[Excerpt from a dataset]
..........

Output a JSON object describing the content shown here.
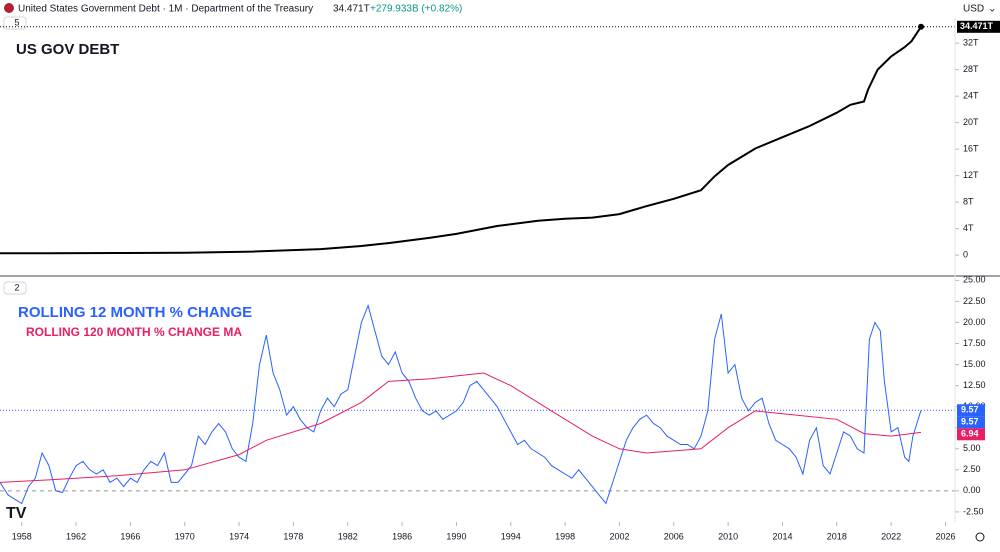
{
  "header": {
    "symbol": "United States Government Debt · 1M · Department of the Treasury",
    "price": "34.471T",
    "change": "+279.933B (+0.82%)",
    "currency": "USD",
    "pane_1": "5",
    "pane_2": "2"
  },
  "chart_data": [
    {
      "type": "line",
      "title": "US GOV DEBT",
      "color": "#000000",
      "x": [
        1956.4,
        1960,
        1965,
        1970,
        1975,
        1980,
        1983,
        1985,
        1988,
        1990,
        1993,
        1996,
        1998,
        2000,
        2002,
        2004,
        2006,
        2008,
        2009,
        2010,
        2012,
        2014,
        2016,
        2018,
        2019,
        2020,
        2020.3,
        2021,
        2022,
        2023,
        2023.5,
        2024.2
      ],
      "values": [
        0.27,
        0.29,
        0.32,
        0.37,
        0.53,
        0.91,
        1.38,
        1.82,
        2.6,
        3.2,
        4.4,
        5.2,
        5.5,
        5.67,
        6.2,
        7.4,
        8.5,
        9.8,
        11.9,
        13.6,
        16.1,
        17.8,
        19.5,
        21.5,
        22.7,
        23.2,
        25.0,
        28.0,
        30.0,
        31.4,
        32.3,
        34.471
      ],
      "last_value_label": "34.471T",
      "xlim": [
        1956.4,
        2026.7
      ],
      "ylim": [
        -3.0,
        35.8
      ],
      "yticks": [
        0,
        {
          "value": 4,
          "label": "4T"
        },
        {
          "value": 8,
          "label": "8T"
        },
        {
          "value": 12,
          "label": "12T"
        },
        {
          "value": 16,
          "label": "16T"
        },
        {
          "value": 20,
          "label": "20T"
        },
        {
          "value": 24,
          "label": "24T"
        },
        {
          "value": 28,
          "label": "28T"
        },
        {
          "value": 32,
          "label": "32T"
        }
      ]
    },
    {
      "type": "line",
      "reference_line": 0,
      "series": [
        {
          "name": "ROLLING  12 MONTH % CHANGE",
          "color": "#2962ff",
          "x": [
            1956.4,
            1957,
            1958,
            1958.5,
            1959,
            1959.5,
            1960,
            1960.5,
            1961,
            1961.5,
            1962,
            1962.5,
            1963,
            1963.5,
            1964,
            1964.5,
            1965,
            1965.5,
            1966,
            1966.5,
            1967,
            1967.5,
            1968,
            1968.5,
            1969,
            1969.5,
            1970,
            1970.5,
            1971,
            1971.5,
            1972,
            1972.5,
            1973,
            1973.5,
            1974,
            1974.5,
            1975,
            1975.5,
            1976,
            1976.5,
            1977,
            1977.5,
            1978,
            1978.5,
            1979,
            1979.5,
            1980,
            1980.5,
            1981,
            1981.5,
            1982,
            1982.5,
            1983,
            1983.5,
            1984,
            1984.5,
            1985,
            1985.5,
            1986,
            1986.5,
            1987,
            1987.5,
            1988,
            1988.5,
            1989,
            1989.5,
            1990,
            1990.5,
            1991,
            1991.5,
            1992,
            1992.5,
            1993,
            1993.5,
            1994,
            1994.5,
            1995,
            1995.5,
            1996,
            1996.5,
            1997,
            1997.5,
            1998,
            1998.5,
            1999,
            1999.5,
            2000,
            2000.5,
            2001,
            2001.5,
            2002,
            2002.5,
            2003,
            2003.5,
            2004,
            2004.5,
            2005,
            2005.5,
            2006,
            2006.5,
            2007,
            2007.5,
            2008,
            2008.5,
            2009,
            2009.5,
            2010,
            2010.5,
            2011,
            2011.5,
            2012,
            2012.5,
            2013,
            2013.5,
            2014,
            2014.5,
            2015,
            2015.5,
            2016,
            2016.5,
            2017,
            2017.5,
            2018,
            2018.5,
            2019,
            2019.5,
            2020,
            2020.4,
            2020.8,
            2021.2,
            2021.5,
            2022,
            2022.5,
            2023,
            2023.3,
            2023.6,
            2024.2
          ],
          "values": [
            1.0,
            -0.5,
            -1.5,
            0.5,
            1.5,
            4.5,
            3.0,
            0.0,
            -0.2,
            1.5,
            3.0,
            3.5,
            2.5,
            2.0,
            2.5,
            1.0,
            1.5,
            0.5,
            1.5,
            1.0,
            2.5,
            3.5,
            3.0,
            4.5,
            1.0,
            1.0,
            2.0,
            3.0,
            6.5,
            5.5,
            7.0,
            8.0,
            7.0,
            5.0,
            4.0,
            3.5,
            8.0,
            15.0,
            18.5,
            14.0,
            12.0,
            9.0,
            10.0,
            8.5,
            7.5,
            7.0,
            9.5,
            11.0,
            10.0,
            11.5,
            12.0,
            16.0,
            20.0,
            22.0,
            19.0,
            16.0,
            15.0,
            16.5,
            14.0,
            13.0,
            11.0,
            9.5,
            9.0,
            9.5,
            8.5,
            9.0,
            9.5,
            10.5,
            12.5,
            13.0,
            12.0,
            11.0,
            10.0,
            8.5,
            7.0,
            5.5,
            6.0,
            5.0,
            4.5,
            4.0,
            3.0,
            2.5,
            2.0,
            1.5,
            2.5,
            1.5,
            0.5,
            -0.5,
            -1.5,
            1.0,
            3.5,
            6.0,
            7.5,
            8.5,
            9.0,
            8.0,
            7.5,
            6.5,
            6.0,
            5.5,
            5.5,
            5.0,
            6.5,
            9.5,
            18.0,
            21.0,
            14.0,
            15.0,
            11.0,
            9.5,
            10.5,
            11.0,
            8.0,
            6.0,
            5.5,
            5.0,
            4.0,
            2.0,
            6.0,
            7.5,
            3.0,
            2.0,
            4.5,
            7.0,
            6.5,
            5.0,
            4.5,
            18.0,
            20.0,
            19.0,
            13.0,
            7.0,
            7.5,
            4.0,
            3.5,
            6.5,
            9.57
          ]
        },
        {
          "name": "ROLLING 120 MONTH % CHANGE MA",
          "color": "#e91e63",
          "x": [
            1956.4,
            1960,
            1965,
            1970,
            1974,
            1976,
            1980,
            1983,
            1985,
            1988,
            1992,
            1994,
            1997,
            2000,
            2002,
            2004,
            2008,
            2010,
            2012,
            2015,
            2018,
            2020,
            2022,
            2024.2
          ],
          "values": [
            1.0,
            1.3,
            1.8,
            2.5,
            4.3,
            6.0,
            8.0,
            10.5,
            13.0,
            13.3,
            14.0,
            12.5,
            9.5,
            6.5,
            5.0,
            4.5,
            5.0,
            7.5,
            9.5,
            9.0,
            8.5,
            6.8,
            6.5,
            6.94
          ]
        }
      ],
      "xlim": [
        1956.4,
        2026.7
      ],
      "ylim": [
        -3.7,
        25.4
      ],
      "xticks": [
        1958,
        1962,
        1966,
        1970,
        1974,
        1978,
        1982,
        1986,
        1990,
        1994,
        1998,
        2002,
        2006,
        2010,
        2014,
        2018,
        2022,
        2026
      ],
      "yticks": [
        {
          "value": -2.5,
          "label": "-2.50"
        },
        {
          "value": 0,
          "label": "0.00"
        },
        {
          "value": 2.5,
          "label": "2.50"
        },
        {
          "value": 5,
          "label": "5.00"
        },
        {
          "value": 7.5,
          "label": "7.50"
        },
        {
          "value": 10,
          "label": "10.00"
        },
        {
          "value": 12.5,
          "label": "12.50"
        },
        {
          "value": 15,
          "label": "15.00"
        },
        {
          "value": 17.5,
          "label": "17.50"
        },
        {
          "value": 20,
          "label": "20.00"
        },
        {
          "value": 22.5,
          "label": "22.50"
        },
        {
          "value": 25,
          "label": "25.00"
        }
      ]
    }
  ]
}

..........

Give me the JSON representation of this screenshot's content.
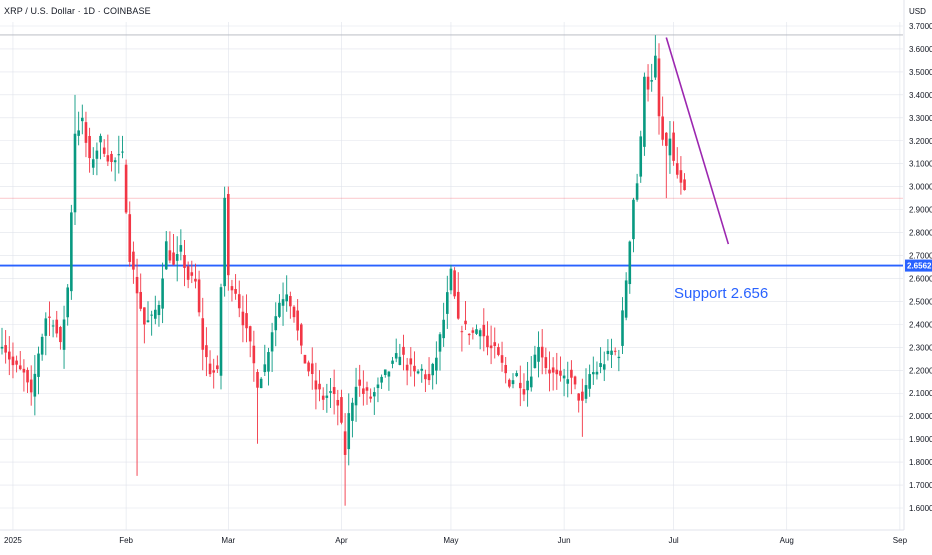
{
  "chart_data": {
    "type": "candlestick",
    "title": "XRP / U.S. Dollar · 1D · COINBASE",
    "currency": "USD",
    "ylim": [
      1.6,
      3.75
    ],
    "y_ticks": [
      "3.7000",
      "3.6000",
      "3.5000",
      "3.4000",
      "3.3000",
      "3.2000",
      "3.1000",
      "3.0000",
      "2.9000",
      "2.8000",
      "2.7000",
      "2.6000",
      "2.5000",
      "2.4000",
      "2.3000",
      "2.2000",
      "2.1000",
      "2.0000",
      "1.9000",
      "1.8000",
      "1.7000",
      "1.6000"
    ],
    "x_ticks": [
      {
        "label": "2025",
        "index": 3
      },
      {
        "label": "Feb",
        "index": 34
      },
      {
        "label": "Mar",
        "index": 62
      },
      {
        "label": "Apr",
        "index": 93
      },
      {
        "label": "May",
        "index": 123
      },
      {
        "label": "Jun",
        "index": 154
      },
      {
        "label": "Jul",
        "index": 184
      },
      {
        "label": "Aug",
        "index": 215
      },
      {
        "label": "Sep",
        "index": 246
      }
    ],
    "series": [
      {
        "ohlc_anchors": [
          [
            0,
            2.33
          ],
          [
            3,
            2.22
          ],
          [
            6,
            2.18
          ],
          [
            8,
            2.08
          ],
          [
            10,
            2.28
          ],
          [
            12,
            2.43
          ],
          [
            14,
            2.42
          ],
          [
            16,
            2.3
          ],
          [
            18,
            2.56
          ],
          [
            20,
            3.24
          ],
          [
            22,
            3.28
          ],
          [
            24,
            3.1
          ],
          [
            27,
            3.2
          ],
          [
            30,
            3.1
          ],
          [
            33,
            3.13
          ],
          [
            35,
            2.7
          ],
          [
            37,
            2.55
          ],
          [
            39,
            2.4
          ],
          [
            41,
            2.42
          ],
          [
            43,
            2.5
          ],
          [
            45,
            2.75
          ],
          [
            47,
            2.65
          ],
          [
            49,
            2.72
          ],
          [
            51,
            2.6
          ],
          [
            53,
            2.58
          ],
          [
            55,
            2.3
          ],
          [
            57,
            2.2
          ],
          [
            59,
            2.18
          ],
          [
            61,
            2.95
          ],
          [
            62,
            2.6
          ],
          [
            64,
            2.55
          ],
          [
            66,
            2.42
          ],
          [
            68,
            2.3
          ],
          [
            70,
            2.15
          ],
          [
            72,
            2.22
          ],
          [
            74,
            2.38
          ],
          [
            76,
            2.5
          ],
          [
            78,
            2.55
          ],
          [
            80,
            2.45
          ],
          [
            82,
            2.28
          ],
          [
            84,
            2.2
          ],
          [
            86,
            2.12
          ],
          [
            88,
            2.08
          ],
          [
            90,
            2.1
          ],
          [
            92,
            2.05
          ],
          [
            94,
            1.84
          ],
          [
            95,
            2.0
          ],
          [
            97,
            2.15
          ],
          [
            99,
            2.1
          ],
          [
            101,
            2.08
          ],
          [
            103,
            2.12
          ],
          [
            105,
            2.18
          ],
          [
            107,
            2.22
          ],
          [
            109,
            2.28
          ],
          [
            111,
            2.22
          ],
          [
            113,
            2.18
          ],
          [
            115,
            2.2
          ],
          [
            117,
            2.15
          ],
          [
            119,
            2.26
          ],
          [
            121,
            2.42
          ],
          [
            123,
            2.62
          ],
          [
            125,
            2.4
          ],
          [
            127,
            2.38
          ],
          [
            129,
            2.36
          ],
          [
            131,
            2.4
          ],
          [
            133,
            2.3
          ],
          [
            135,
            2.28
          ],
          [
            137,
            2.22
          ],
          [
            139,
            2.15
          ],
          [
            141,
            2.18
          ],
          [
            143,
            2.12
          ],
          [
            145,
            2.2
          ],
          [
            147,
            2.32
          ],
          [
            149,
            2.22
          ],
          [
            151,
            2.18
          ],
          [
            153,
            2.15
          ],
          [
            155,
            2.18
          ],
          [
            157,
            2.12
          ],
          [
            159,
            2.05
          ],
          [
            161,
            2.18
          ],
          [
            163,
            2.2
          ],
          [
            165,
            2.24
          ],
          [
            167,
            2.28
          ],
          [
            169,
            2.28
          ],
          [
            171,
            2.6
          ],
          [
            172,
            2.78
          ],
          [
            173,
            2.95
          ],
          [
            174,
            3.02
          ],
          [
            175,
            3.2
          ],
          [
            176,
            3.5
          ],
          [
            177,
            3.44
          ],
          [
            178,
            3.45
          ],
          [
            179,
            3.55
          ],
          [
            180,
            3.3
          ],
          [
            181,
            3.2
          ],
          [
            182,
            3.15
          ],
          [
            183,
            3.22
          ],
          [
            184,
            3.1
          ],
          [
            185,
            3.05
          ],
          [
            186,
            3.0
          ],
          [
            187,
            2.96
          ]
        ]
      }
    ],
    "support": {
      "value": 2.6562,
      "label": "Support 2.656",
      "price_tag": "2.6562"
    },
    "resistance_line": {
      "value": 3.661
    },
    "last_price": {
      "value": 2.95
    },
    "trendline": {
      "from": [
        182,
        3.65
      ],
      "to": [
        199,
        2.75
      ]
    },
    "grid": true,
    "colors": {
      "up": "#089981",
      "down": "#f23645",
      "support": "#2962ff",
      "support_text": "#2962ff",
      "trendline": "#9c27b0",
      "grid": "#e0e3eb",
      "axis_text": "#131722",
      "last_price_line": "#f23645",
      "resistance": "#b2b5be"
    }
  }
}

..........

*Problem to solve:* Return only the number of lines in the entries that contain the string "MONTH".

*Output of the task:* 2